→ **Goal of the exercise**: Look through the entries below and count the lines with the word "Partnership" in them; give only the number.

→ **Supplied data**:

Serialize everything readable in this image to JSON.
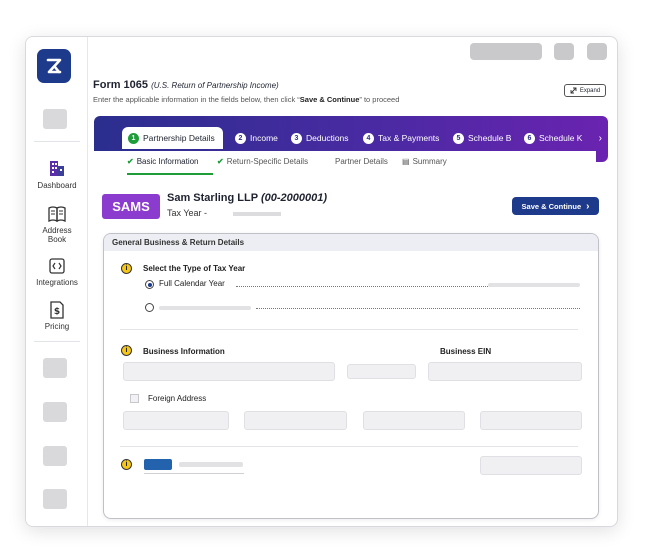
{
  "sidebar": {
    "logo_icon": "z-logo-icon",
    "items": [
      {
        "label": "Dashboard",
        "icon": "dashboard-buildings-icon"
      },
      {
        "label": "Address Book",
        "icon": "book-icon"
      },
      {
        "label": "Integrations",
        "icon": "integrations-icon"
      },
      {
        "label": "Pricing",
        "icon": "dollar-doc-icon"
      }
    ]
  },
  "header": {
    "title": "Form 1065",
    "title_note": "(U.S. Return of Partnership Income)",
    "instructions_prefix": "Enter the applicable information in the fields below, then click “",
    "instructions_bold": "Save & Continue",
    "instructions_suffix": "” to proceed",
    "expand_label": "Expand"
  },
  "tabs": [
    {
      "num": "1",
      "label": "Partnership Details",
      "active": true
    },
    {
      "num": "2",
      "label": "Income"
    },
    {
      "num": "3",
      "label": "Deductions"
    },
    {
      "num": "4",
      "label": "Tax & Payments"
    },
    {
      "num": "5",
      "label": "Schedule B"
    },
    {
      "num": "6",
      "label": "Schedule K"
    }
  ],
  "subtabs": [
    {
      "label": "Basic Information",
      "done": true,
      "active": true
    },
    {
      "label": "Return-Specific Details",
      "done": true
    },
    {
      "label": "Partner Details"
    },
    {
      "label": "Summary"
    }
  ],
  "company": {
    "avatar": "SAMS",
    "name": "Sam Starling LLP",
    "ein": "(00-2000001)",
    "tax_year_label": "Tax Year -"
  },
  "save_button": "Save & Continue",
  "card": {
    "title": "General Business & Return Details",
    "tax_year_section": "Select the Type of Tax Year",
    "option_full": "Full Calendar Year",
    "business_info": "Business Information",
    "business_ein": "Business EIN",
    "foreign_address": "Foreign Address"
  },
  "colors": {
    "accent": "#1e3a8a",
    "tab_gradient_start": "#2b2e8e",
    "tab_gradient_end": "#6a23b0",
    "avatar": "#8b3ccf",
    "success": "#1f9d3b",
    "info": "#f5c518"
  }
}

--

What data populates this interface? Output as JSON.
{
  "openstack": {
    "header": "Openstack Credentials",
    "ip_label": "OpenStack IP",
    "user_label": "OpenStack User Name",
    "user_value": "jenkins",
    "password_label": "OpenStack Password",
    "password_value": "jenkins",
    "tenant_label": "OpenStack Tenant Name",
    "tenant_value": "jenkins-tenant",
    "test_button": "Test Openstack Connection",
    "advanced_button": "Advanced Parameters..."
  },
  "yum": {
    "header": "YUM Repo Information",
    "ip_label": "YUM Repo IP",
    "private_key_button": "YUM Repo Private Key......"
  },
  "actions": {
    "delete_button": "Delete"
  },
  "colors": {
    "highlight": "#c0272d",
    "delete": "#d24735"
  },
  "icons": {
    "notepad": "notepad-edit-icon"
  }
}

...

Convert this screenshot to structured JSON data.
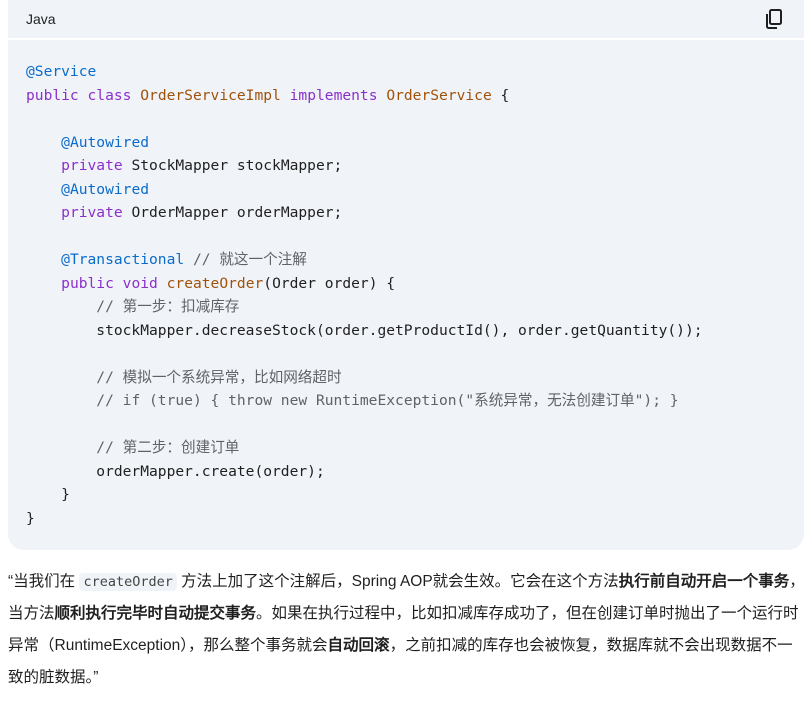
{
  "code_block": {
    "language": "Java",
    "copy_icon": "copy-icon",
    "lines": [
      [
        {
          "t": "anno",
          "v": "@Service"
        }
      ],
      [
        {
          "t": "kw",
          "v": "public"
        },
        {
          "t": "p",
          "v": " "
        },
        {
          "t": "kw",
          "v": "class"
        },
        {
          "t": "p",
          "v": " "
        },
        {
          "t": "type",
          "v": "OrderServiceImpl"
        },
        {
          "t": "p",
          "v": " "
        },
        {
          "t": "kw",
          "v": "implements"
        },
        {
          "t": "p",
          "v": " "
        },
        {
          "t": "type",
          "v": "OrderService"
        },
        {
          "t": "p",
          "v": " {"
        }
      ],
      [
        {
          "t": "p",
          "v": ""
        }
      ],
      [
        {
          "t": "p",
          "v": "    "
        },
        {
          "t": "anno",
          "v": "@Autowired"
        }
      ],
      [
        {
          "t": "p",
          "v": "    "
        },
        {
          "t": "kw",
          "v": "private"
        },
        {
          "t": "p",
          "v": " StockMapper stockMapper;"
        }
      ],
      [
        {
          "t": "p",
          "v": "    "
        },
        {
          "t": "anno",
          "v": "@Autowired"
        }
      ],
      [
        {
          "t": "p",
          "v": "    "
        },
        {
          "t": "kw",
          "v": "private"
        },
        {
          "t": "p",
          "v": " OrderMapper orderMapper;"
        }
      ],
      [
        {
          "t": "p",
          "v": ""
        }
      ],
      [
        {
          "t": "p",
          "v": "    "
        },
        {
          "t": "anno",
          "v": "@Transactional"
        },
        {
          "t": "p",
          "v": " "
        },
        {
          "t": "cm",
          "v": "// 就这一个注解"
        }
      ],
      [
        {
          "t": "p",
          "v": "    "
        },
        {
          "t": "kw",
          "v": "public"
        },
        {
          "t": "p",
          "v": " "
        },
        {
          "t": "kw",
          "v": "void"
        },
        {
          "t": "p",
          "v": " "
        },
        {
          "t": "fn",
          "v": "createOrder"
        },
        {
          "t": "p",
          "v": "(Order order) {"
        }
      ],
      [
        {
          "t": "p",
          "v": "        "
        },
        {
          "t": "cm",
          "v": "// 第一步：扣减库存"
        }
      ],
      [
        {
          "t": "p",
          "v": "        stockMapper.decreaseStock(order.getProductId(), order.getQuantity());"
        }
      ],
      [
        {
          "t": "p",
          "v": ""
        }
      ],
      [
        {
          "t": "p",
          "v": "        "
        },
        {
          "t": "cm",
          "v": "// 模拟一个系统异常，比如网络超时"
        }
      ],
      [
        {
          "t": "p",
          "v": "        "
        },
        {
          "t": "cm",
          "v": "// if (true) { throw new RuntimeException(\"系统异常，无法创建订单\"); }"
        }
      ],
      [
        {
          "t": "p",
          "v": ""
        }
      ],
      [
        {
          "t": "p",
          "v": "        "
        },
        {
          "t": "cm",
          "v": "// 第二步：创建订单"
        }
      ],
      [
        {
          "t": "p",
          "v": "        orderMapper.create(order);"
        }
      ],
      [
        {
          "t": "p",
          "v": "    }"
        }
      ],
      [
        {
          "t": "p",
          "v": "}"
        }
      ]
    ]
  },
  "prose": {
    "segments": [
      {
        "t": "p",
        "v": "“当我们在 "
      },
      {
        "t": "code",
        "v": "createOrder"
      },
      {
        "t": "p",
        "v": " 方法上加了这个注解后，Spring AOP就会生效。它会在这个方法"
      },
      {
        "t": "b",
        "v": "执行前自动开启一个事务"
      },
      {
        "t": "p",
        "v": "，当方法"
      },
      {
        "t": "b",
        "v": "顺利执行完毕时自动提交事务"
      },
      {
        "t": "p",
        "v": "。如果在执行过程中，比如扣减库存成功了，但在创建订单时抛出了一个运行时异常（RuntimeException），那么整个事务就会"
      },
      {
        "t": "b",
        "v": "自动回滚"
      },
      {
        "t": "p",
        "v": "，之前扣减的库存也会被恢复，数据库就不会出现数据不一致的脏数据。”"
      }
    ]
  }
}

→ **Output for this task**: 2